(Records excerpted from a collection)
** start **

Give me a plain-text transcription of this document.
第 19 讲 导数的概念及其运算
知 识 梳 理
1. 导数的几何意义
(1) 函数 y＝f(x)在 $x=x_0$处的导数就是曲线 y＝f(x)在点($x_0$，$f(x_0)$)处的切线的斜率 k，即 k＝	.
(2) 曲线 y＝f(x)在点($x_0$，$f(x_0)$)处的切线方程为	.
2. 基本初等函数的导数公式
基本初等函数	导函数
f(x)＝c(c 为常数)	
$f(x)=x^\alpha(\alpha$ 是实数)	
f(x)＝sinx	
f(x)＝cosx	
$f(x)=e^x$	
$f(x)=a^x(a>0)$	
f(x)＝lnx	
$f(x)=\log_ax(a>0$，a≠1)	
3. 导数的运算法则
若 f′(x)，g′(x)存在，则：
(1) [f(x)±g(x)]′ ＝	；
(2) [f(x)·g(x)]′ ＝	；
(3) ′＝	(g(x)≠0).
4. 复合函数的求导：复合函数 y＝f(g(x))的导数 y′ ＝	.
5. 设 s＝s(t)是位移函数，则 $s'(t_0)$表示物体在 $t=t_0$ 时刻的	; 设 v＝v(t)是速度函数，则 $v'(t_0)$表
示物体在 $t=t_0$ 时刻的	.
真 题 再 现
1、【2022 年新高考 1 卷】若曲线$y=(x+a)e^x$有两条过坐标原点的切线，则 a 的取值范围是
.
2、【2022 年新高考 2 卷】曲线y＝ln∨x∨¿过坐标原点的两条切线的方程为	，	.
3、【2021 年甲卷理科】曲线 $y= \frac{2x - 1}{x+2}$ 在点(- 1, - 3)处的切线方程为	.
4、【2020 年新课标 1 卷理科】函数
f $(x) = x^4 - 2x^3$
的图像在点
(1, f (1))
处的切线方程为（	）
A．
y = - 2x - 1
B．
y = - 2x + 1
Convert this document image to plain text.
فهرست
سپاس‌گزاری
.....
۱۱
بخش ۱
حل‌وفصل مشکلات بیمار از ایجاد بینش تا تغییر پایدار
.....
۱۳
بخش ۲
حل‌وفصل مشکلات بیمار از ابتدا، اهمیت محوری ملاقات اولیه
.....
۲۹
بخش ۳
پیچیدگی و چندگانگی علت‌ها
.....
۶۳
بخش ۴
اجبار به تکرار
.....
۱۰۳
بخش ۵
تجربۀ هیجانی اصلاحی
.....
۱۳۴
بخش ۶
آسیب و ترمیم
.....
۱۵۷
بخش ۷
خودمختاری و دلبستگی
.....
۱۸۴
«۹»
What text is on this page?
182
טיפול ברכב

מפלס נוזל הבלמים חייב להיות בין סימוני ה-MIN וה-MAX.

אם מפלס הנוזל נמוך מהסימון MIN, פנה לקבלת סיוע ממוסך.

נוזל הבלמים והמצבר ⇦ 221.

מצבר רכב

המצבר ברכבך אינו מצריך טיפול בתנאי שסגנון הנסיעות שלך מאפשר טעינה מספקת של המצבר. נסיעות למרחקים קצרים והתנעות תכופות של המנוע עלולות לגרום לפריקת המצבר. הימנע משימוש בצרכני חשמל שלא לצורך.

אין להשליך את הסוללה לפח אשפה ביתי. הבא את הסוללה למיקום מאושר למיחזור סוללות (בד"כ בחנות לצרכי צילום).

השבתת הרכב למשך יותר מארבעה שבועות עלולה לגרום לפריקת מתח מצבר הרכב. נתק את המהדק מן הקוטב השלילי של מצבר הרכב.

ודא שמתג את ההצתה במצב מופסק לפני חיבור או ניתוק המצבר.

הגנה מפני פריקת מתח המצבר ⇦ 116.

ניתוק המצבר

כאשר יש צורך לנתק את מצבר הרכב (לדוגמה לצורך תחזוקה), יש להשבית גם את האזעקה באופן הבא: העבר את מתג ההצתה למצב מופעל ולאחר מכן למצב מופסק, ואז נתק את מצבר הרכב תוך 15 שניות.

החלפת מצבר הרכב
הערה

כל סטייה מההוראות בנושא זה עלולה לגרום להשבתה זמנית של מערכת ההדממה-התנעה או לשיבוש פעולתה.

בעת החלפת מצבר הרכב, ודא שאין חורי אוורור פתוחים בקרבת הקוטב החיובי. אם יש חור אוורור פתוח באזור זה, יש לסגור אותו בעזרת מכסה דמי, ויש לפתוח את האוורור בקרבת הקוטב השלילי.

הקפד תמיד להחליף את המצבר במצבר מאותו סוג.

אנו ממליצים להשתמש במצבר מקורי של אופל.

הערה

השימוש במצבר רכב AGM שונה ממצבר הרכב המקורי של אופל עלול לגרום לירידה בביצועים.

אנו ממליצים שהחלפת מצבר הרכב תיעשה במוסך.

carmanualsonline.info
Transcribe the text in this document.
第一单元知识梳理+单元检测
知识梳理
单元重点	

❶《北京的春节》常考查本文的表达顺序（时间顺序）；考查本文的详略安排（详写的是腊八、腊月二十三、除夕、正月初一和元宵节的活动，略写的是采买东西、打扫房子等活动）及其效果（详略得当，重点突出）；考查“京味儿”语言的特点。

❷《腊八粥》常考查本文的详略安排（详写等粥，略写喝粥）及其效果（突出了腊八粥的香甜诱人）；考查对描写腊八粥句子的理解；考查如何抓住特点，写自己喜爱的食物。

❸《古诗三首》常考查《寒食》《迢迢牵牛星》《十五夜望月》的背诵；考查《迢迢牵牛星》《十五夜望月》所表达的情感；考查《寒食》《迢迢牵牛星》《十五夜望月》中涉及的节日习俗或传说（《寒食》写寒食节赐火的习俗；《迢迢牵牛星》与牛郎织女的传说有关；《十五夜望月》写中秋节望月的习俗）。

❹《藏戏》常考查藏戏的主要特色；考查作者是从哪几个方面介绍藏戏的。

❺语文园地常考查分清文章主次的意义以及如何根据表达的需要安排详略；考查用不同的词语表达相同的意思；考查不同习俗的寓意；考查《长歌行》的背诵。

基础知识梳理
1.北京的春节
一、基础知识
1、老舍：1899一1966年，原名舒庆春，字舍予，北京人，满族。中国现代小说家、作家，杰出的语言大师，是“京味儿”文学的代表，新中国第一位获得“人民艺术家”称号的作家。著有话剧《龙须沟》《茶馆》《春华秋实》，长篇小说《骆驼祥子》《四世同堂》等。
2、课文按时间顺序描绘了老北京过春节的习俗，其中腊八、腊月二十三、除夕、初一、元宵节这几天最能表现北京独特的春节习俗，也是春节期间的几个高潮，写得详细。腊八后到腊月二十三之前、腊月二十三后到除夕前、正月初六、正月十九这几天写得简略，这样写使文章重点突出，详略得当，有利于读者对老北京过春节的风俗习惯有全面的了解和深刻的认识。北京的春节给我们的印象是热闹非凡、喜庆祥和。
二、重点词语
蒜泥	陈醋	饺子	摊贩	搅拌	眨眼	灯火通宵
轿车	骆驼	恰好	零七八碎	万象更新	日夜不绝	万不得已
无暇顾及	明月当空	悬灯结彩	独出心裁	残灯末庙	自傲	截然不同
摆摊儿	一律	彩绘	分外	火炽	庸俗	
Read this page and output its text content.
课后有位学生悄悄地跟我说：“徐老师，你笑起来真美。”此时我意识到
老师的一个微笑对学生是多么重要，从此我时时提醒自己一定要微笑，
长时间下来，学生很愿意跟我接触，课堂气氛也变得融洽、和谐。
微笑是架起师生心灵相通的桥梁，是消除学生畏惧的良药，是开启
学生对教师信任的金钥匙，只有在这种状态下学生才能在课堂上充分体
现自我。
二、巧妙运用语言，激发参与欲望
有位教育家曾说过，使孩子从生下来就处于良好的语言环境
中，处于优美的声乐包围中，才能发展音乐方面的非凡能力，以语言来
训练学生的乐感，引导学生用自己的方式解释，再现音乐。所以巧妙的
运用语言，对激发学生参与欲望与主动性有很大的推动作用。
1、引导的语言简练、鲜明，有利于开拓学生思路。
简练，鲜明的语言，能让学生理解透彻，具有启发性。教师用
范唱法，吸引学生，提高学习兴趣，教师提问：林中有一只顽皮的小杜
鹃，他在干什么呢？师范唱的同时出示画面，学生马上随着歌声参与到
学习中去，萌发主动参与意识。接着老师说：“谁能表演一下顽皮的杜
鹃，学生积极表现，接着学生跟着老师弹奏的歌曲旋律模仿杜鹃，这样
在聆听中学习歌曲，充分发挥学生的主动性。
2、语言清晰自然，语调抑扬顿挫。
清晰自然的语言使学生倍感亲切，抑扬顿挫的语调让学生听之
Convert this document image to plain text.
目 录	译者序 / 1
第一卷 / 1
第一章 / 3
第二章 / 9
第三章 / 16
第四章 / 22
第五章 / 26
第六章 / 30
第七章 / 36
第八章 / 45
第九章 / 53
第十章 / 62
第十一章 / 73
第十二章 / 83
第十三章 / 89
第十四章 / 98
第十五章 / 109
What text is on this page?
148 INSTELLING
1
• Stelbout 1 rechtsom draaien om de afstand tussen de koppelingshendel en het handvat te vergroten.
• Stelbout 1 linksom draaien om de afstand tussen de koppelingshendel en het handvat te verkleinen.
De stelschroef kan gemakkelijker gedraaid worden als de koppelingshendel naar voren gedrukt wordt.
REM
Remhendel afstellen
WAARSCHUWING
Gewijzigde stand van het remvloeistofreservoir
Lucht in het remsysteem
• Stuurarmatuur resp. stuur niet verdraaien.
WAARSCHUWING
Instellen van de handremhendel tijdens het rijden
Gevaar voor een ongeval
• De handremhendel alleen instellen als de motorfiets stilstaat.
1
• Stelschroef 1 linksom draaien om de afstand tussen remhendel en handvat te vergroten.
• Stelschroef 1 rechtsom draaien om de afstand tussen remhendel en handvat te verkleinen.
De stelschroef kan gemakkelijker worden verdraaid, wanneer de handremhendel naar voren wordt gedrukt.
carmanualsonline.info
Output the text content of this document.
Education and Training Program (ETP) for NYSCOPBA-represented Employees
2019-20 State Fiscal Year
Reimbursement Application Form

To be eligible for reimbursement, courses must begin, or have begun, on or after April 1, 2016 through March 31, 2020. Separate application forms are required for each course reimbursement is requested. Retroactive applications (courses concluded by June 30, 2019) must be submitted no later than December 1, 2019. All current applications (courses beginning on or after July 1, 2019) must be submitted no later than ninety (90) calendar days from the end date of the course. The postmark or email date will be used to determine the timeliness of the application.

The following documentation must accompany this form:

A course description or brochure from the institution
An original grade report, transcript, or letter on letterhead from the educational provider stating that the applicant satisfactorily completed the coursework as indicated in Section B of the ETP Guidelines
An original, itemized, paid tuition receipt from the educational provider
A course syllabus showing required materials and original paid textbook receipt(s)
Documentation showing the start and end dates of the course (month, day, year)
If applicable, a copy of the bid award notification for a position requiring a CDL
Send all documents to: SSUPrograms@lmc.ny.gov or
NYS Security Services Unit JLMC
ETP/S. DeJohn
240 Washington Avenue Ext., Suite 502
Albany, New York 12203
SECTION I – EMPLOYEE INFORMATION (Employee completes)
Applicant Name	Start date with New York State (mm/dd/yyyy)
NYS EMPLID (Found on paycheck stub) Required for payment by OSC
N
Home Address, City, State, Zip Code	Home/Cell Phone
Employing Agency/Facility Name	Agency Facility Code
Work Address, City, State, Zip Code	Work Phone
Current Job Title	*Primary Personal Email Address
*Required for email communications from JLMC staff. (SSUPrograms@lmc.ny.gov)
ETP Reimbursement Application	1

** end **

* _EXERCISE REQUIREMENTS_:
Give only the number of lines in the records that contain the string "ממליצים".

* _EXERCISE OUTPUT_:
2